**PROBLEM REQUIREMENTS**
Give back the entire listing verbatim.

Begin INFORMATION PROVIDED

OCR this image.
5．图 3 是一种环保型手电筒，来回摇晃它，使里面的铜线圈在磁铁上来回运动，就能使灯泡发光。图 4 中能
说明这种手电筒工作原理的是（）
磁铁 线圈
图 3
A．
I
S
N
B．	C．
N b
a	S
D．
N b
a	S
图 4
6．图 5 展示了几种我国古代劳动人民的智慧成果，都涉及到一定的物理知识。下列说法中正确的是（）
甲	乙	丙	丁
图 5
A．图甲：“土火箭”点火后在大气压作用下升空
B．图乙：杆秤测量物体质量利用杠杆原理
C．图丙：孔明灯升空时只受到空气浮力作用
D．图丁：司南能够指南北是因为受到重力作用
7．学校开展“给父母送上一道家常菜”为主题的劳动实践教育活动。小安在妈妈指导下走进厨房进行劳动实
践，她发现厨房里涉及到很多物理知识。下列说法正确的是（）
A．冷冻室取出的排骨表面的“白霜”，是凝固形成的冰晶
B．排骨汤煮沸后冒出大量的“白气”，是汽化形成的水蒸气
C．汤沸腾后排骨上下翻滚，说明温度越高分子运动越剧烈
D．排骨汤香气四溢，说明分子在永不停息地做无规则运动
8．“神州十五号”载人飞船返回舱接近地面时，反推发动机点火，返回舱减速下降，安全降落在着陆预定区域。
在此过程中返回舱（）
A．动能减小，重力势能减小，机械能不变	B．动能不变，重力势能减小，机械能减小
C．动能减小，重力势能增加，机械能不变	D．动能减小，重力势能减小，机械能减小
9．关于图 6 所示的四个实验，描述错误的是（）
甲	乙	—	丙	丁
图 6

End INFORMATION PROVIDED

**OUTPUT OF THE TASK**
OCR this image.
5．图 3 是一种环保型手电筒，来回摇晃它，使里面的铜线圈在磁铁上来回运动，就能使灯泡发光。图 4 中能
说明这种手电筒工作原理的是（）
磁铁 线圈
图 3
A．
I
S
N
B．	C．
N b
a	S
D．
N b
a	S
图 4
6．图 5 展示了几种我国古代劳动人民的智慧成果，都涉及到一定的物理知识。下列说法中正确的是（）
甲	乙	丙	丁
图 5
A．图甲：“土火箭”点火后在大气压作用下升空
B．图乙：杆秤测量物体质量利用杠杆原理
C．图丙：孔明灯升空时只受到空气浮力作用
D．图丁：司南能够指南北是因为受到重力作用
7．学校开展“给父母送上一道家常菜”为主题的劳动实践教育活动。小安在妈妈指导下走进厨房进行劳动实
践，她发现厨房里涉及到很多物理知识。下列说法正确的是（）
A．冷冻室取出的排骨表面的“白霜”，是凝固形成的冰晶
B．排骨汤煮沸后冒出大量的“白气”，是汽化形成的水蒸气
C．汤沸腾后排骨上下翻滚，说明温度越高分子运动越剧烈
D．排骨汤香气四溢，说明分子在永不停息地做无规则运动
8．“神州十五号”载人飞船返回舱接近地面时，反推发动机点火，返回舱减速下降，安全降落在着陆预定区域。
在此过程中返回舱（）
A．动能减小，重力势能减小，机械能不变	B．动能不变，重力势能减小，机械能减小
C．动能减小，重力势能增加，机械能不变	D．动能减小，重力势能减小，机械能减小
9．关于图 6 所示的四个实验，描述错误的是（）
甲	乙	—	丙	丁
图 6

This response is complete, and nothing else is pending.